WRITTEN TASK ->
Repeat the material verbatim and drop the pictures.

GIVEN ENTRIES ->

## BEGIN

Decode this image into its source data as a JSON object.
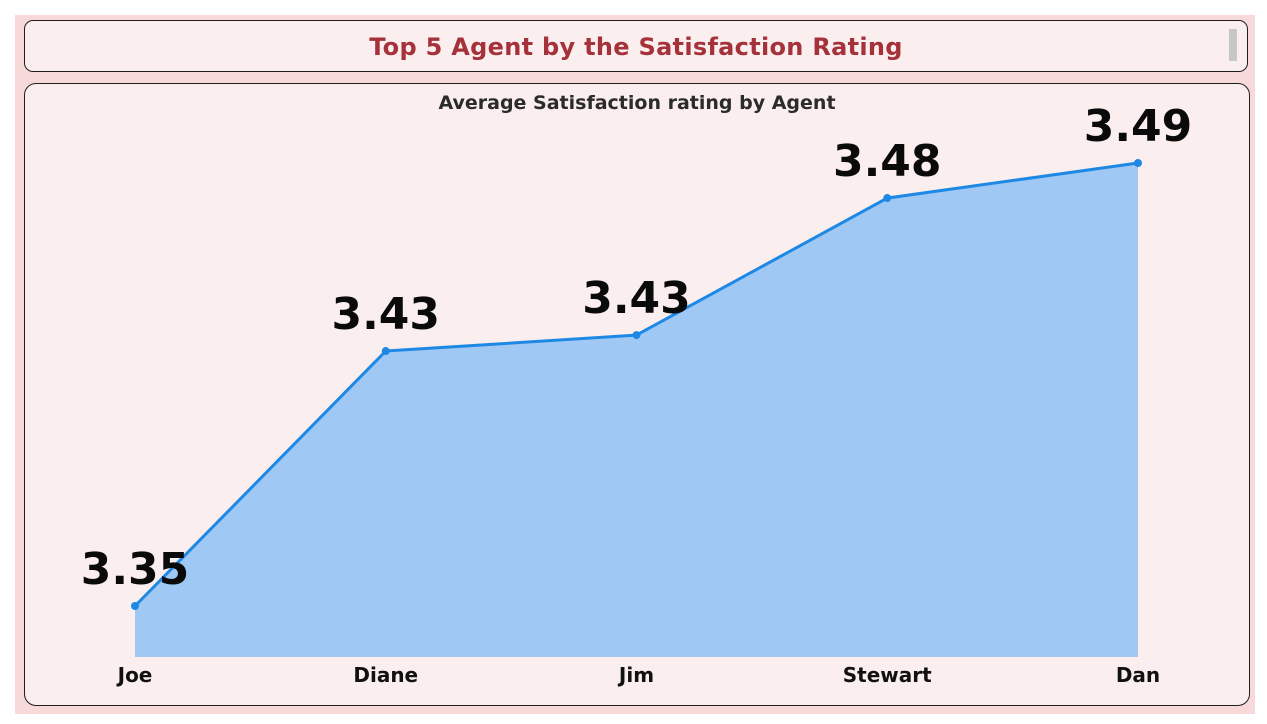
{
  "header": {
    "title": "Top 5 Agent by the Satisfaction Rating"
  },
  "colors": {
    "background": "#f8d9d9",
    "card": "#fbeeee",
    "title": "#a5323a",
    "line": "#1e88e5",
    "area": "#9fc8f4"
  },
  "chart_data": {
    "type": "area",
    "title": "Average Satisfaction rating by Agent",
    "xlabel": "",
    "ylabel": "",
    "categories": [
      "Joe",
      "Diane",
      "Jim",
      "Stewart",
      "Dan"
    ],
    "values": [
      3.35,
      3.43,
      3.435,
      3.478,
      3.489
    ],
    "labels": [
      "3.35",
      "3.43",
      "3.43",
      "3.48",
      "3.49"
    ],
    "legend": "none",
    "grid": false
  }
}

## END

FINISHED ANSWER ->
Decode this image into its source data as a JSON object.
{
  "header": {
    "title": "Top 5 Agent by the Satisfaction Rating"
  },
  "colors": {
    "background": "#f8d9d9",
    "card": "#fbeeee",
    "title": "#a5323a",
    "line": "#1e88e5",
    "area": "#9fc8f4"
  },
  "chart_data": {
    "type": "area",
    "title": "Average Satisfaction rating by Agent",
    "xlabel": "",
    "ylabel": "",
    "categories": [
      "Joe",
      "Diane",
      "Jim",
      "Stewart",
      "Dan"
    ],
    "values": [
      3.35,
      3.43,
      3.435,
      3.478,
      3.489
    ],
    "labels": [
      "3.35",
      "3.43",
      "3.43",
      "3.48",
      "3.49"
    ],
    "legend": "none",
    "grid": false
  }
}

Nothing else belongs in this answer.